Print all of the data exactly.

Task material:
= = = =

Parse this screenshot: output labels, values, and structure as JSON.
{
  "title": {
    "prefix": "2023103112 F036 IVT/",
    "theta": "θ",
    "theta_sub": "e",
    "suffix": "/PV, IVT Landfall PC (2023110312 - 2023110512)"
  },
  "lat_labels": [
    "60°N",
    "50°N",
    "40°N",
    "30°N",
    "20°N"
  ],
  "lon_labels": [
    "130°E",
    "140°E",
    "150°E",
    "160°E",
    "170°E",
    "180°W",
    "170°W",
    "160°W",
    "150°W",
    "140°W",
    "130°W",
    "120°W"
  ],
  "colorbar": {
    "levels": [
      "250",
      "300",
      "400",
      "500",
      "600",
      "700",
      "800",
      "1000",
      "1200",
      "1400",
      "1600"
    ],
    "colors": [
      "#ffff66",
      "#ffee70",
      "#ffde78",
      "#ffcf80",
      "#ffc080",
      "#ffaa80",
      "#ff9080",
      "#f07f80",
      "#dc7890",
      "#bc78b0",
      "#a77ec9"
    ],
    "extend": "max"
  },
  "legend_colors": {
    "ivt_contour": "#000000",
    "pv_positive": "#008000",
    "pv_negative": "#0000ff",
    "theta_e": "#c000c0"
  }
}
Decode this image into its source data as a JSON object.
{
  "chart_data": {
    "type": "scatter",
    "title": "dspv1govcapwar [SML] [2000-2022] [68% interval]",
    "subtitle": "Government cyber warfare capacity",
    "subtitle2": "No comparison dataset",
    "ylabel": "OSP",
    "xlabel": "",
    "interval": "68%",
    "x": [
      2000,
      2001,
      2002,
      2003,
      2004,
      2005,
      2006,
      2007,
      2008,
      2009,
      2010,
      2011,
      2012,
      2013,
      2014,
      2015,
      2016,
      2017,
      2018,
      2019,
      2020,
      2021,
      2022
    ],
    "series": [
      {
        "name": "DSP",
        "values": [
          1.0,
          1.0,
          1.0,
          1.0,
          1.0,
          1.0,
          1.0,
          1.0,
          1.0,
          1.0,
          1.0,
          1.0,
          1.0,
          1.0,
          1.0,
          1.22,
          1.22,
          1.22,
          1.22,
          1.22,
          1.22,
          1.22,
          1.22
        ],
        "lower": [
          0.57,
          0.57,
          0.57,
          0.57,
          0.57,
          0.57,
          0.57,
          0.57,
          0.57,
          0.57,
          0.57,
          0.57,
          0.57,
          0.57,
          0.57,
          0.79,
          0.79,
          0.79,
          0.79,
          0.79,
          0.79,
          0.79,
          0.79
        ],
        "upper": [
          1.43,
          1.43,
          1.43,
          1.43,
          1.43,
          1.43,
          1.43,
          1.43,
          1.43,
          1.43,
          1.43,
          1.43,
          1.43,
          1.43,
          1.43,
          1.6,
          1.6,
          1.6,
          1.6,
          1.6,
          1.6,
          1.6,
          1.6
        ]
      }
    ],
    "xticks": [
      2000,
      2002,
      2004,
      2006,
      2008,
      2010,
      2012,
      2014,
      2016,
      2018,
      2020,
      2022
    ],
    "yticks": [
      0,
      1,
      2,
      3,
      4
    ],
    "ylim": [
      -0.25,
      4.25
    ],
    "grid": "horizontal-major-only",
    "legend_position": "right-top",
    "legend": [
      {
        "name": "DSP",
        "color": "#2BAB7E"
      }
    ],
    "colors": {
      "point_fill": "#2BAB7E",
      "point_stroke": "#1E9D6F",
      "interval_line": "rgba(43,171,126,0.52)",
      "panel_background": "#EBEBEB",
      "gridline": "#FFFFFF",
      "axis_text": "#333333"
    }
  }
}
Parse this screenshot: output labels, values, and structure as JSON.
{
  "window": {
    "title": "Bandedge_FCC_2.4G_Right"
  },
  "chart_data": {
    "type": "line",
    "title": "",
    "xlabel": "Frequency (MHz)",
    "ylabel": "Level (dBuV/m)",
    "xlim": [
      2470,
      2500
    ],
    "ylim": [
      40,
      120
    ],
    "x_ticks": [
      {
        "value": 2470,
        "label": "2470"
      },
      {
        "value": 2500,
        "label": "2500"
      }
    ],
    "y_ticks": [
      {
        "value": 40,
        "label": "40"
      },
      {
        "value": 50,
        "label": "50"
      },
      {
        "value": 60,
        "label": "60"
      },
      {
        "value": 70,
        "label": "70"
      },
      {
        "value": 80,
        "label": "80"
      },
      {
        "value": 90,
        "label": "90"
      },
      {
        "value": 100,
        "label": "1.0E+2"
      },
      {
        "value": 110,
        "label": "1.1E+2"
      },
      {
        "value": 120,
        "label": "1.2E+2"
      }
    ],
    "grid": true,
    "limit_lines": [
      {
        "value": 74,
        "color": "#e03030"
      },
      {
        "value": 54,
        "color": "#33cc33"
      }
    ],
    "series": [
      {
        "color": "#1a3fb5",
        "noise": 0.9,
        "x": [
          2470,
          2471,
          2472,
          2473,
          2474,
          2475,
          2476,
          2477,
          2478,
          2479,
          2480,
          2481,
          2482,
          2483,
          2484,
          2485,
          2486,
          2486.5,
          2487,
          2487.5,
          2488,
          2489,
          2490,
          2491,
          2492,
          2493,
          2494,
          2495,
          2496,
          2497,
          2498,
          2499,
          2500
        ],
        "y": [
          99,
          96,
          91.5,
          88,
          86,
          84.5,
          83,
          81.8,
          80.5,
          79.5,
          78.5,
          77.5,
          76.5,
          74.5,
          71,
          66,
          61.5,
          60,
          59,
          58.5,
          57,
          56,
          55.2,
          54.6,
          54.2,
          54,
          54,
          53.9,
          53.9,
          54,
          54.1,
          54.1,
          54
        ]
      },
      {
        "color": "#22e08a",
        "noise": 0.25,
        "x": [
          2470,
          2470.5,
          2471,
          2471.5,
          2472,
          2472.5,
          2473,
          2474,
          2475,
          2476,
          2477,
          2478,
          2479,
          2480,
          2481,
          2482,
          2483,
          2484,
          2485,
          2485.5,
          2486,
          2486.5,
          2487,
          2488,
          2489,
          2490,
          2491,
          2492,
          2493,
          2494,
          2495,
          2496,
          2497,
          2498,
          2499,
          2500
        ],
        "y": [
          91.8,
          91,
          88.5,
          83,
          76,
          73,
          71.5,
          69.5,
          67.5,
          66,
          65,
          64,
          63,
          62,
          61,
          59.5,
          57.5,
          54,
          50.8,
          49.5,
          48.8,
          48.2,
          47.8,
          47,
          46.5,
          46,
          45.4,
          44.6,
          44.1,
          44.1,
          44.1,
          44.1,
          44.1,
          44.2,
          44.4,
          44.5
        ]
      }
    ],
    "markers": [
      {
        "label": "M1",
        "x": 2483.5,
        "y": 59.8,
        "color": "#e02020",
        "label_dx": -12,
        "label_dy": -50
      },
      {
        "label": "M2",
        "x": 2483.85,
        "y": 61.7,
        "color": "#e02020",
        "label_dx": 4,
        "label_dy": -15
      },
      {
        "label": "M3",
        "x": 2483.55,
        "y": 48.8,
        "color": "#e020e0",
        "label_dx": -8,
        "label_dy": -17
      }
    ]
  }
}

= = = =

Final answer:
Parse this screenshot: output labels, values, and structure as JSON.
{
  "title": {
    "prefix": "2023103112 F036 IVT/",
    "theta": "θ",
    "theta_sub": "e",
    "suffix": "/PV, IVT Landfall PC (2023110312 - 2023110512)"
  },
  "lat_labels": [
    "60°N",
    "50°N",
    "40°N",
    "30°N",
    "20°N"
  ],
  "lon_labels": [
    "130°E",
    "140°E",
    "150°E",
    "160°E",
    "170°E",
    "180°W",
    "170°W",
    "160°W",
    "150°W",
    "140°W",
    "130°W",
    "120°W"
  ],
  "colorbar": {
    "levels": [
      "250",
      "300",
      "400",
      "500",
      "600",
      "700",
      "800",
      "1000",
      "1200",
      "1400",
      "1600"
    ],
    "colors": [
      "#ffff66",
      "#ffee70",
      "#ffde78",
      "#ffcf80",
      "#ffc080",
      "#ffaa80",
      "#ff9080",
      "#f07f80",
      "#dc7890",
      "#bc78b0",
      "#a77ec9"
    ],
    "extend": "max"
  },
  "legend_colors": {
    "ivt_contour": "#000000",
    "pv_positive": "#008000",
    "pv_negative": "#0000ff",
    "theta_e": "#c000c0"
  }
}
Decode this image into its source data as a JSON object.
{
  "chart_data": {
    "type": "scatter",
    "title": "dspv1govcapwar [SML] [2000-2022] [68% interval]",
    "subtitle": "Government cyber warfare capacity",
    "subtitle2": "No comparison dataset",
    "ylabel": "OSP",
    "xlabel": "",
    "interval": "68%",
    "x": [
      2000,
      2001,
      2002,
      2003,
      2004,
      2005,
      2006,
      2007,
      2008,
      2009,
      2010,
      2011,
      2012,
      2013,
      2014,
      2015,
      2016,
      2017,
      2018,
      2019,
      2020,
      2021,
      2022
    ],
    "series": [
      {
        "name": "DSP",
        "values": [
          1.0,
          1.0,
          1.0,
          1.0,
          1.0,
          1.0,
          1.0,
          1.0,
          1.0,
          1.0,
          1.0,
          1.0,
          1.0,
          1.0,
          1.0,
          1.22,
          1.22,
          1.22,
          1.22,
          1.22,
          1.22,
          1.22,
          1.22
        ],
        "lower": [
          0.57,
          0.57,
          0.57,
          0.57,
          0.57,
          0.57,
          0.57,
          0.57,
          0.57,
          0.57,
          0.57,
          0.57,
          0.57,
          0.57,
          0.57,
          0.79,
          0.79,
          0.79,
          0.79,
          0.79,
          0.79,
          0.79,
          0.79
        ],
        "upper": [
          1.43,
          1.43,
          1.43,
          1.43,
          1.43,
          1.43,
          1.43,
          1.43,
          1.43,
          1.43,
          1.43,
          1.43,
          1.43,
          1.43,
          1.43,
          1.6,
          1.6,
          1.6,
          1.6,
          1.6,
          1.6,
          1.6,
          1.6
        ]
      }
    ],
    "xticks": [
      2000,
      2002,
      2004,
      2006,
      2008,
      2010,
      2012,
      2014,
      2016,
      2018,
      2020,
      2022
    ],
    "yticks": [
      0,
      1,
      2,
      3,
      4
    ],
    "ylim": [
      -0.25,
      4.25
    ],
    "grid": "horizontal-major-only",
    "legend_position": "right-top",
    "legend": [
      {
        "name": "DSP",
        "color": "#2BAB7E"
      }
    ],
    "colors": {
      "point_fill": "#2BAB7E",
      "point_stroke": "#1E9D6F",
      "interval_line": "rgba(43,171,126,0.52)",
      "panel_background": "#EBEBEB",
      "gridline": "#FFFFFF",
      "axis_text": "#333333"
    }
  }
}
Parse this screenshot: output labels, values, and structure as JSON.
{
  "window": {
    "title": "Bandedge_FCC_2.4G_Right"
  },
  "chart_data": {
    "type": "line",
    "title": "",
    "xlabel": "Frequency (MHz)",
    "ylabel": "Level (dBuV/m)",
    "xlim": [
      2470,
      2500
    ],
    "ylim": [
      40,
      120
    ],
    "x_ticks": [
      {
        "value": 2470,
        "label": "2470"
      },
      {
        "value": 2500,
        "label": "2500"
      }
    ],
    "y_ticks": [
      {
        "value": 40,
        "label": "40"
      },
      {
        "value": 50,
        "label": "50"
      },
      {
        "value": 60,
        "label": "60"
      },
      {
        "value": 70,
        "label": "70"
      },
      {
        "value": 80,
        "label": "80"
      },
      {
        "value": 90,
        "label": "90"
      },
      {
        "value": 100,
        "label": "1.0E+2"
      },
      {
        "value": 110,
        "label": "1.1E+2"
      },
      {
        "value": 120,
        "label": "1.2E+2"
      }
    ],
    "grid": true,
    "limit_lines": [
      {
        "value": 74,
        "color": "#e03030"
      },
      {
        "value": 54,
        "color": "#33cc33"
      }
    ],
    "series": [
      {
        "color": "#1a3fb5",
        "noise": 0.9,
        "x": [
          2470,
          2471,
          2472,
          2473,
          2474,
          2475,
          2476,
          2477,
          2478,
          2479,
          2480,
          2481,
          2482,
          2483,
          2484,
          2485,
          2486,
          2486.5,
          2487,
          2487.5,
          2488,
          2489,
          2490,
          2491,
          2492,
          2493,
          2494,
          2495,
          2496,
          2497,
          2498,
          2499,
          2500
        ],
        "y": [
          99,
          96,
          91.5,
          88,
          86,
          84.5,
          83,
          81.8,
          80.5,
          79.5,
          78.5,
          77.5,
          76.5,
          74.5,
          71,
          66,
          61.5,
          60,
          59,
          58.5,
          57,
          56,
          55.2,
          54.6,
          54.2,
          54,
          54,
          53.9,
          53.9,
          54,
          54.1,
          54.1,
          54
        ]
      },
      {
        "color": "#22e08a",
        "noise": 0.25,
        "x": [
          2470,
          2470.5,
          2471,
          2471.5,
          2472,
          2472.5,
          2473,
          2474,
          2475,
          2476,
          2477,
          2478,
          2479,
          2480,
          2481,
          2482,
          2483,
          2484,
          2485,
          2485.5,
          2486,
          2486.5,
          2487,
          2488,
          2489,
          2490,
          2491,
          2492,
          2493,
          2494,
          2495,
          2496,
          2497,
          2498,
          2499,
          2500
        ],
        "y": [
          91.8,
          91,
          88.5,
          83,
          76,
          73,
          71.5,
          69.5,
          67.5,
          66,
          65,
          64,
          63,
          62,
          61,
          59.5,
          57.5,
          54,
          50.8,
          49.5,
          48.8,
          48.2,
          47.8,
          47,
          46.5,
          46,
          45.4,
          44.6,
          44.1,
          44.1,
          44.1,
          44.1,
          44.1,
          44.2,
          44.4,
          44.5
        ]
      }
    ],
    "markers": [
      {
        "label": "M1",
        "x": 2483.5,
        "y": 59.8,
        "color": "#e02020",
        "label_dx": -12,
        "label_dy": -50
      },
      {
        "label": "M2",
        "x": 2483.85,
        "y": 61.7,
        "color": "#e02020",
        "label_dx": 4,
        "label_dy": -15
      },
      {
        "label": "M3",
        "x": 2483.55,
        "y": 48.8,
        "color": "#e020e0",
        "label_dx": -8,
        "label_dy": -17
      }
    ]
  }
}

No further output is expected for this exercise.